-- REQUIRED WORK --
Exclude the pictures and retype the entries as written.
--- MATERIALS PROVIDED ---
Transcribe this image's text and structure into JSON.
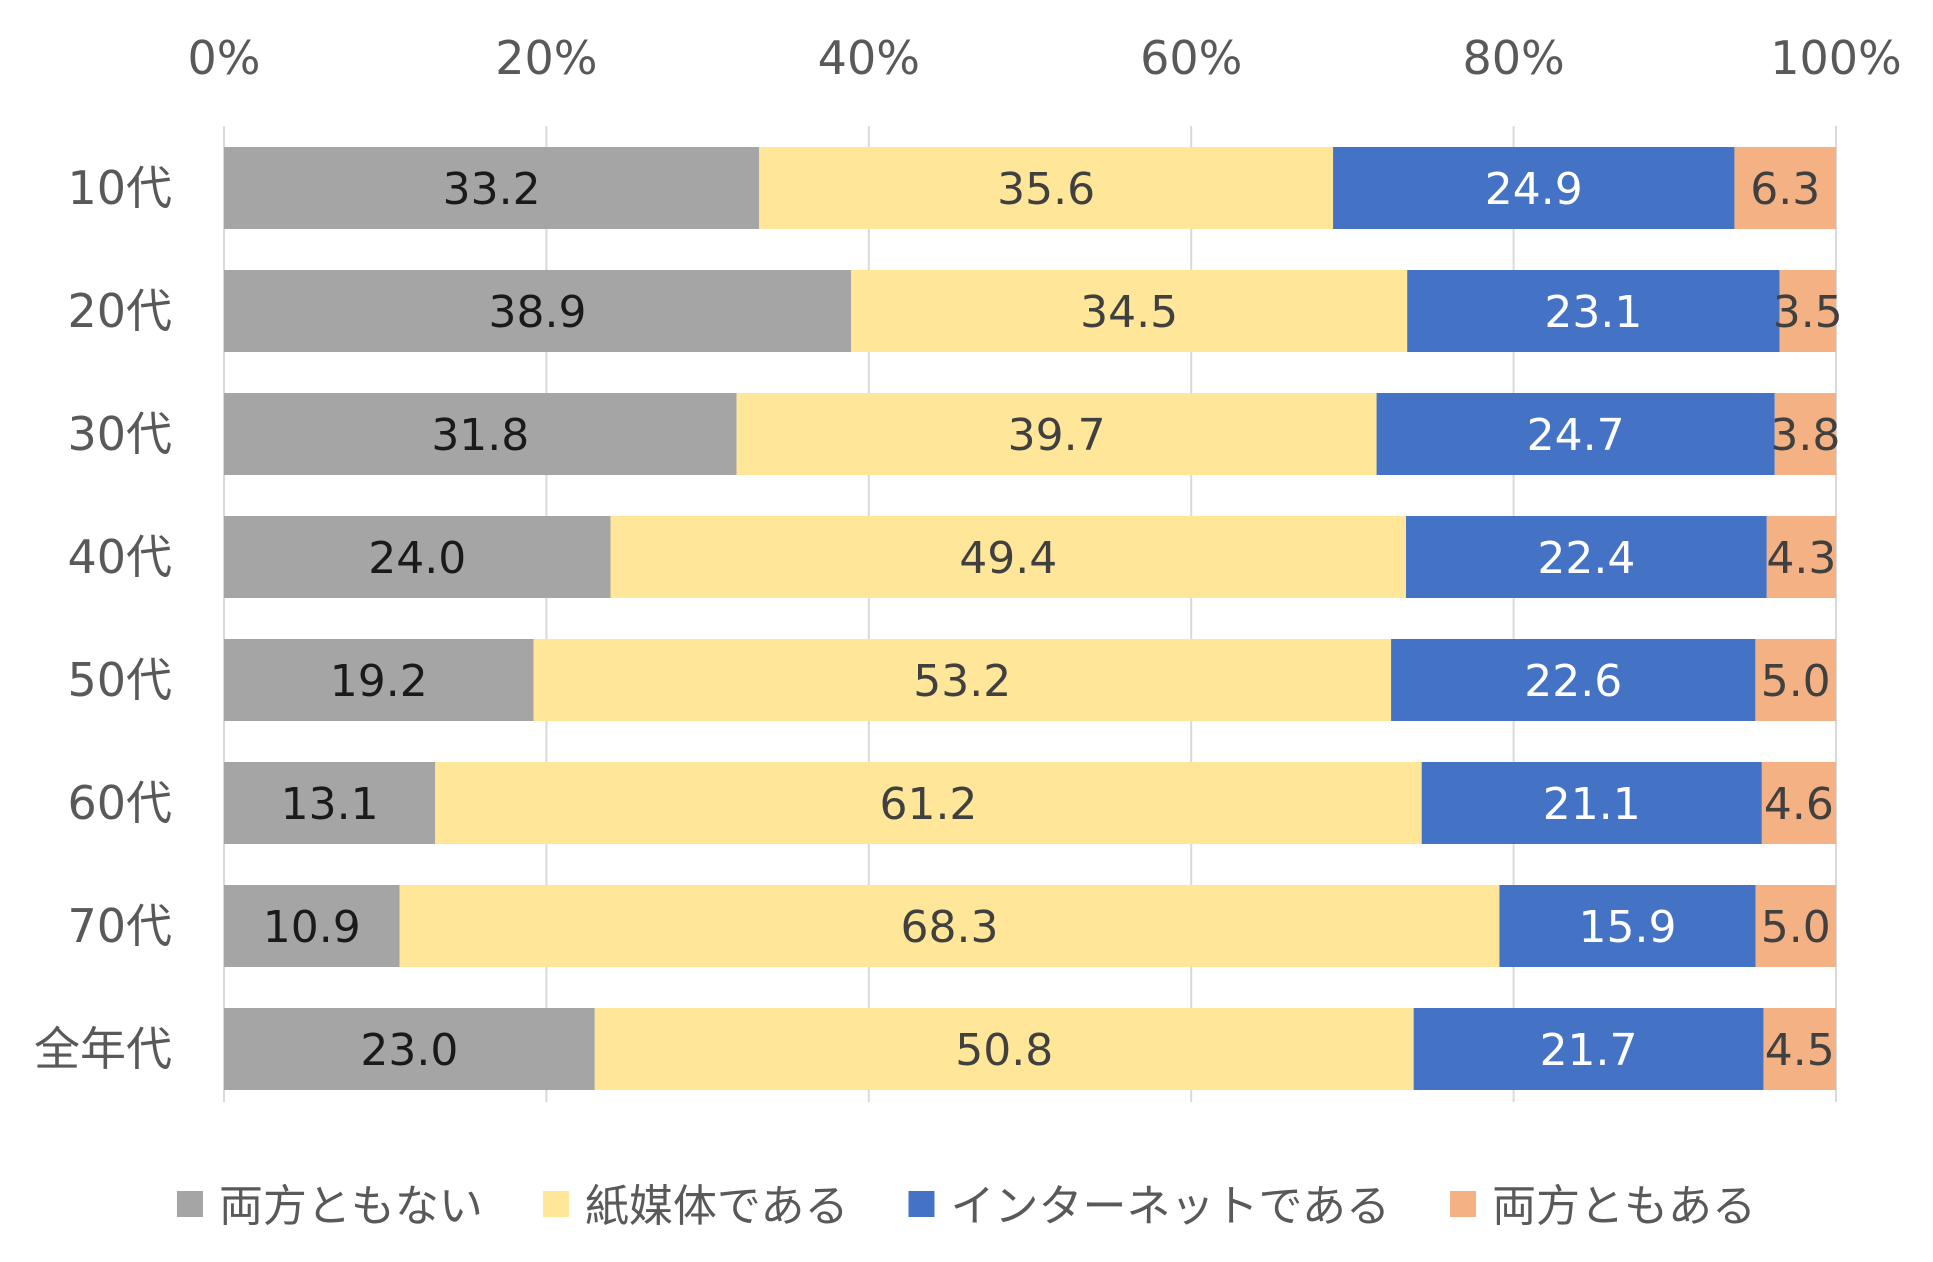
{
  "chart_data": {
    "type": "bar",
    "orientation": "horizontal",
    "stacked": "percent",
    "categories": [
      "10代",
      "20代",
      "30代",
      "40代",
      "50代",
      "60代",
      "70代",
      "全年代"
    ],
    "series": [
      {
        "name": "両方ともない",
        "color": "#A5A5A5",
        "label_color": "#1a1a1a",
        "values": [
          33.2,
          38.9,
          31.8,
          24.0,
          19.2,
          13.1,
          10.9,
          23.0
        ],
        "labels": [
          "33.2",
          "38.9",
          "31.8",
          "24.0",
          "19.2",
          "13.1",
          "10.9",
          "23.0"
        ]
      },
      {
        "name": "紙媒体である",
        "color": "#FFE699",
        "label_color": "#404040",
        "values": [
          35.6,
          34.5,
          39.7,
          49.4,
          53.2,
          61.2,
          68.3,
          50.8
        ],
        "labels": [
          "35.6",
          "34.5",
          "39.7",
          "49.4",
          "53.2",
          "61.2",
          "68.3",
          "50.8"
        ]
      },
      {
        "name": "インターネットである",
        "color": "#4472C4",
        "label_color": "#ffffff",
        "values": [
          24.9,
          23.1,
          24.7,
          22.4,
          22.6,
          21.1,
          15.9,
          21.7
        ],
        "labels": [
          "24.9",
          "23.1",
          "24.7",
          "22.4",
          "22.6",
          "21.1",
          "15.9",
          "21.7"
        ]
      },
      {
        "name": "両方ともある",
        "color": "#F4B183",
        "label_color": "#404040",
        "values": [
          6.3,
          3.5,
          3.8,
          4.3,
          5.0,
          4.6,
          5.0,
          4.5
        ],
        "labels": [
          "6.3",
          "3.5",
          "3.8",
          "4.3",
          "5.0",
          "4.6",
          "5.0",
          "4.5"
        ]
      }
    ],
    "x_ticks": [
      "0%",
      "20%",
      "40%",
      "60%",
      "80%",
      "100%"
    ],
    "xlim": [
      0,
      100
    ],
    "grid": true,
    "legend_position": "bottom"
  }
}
---
-- RESPONSE FOR THIS EXERCISE --
Transcribe this image's text and structure into JSON.
{
  "chart_data": {
    "type": "bar",
    "orientation": "horizontal",
    "stacked": "percent",
    "categories": [
      "10代",
      "20代",
      "30代",
      "40代",
      "50代",
      "60代",
      "70代",
      "全年代"
    ],
    "series": [
      {
        "name": "両方ともない",
        "color": "#A5A5A5",
        "label_color": "#1a1a1a",
        "values": [
          33.2,
          38.9,
          31.8,
          24.0,
          19.2,
          13.1,
          10.9,
          23.0
        ],
        "labels": [
          "33.2",
          "38.9",
          "31.8",
          "24.0",
          "19.2",
          "13.1",
          "10.9",
          "23.0"
        ]
      },
      {
        "name": "紙媒体である",
        "color": "#FFE699",
        "label_color": "#404040",
        "values": [
          35.6,
          34.5,
          39.7,
          49.4,
          53.2,
          61.2,
          68.3,
          50.8
        ],
        "labels": [
          "35.6",
          "34.5",
          "39.7",
          "49.4",
          "53.2",
          "61.2",
          "68.3",
          "50.8"
        ]
      },
      {
        "name": "インターネットである",
        "color": "#4472C4",
        "label_color": "#ffffff",
        "values": [
          24.9,
          23.1,
          24.7,
          22.4,
          22.6,
          21.1,
          15.9,
          21.7
        ],
        "labels": [
          "24.9",
          "23.1",
          "24.7",
          "22.4",
          "22.6",
          "21.1",
          "15.9",
          "21.7"
        ]
      },
      {
        "name": "両方ともある",
        "color": "#F4B183",
        "label_color": "#404040",
        "values": [
          6.3,
          3.5,
          3.8,
          4.3,
          5.0,
          4.6,
          5.0,
          4.5
        ],
        "labels": [
          "6.3",
          "3.5",
          "3.8",
          "4.3",
          "5.0",
          "4.6",
          "5.0",
          "4.5"
        ]
      }
    ],
    "x_ticks": [
      "0%",
      "20%",
      "40%",
      "60%",
      "80%",
      "100%"
    ],
    "xlim": [
      0,
      100
    ],
    "grid": true,
    "legend_position": "bottom"
  }
}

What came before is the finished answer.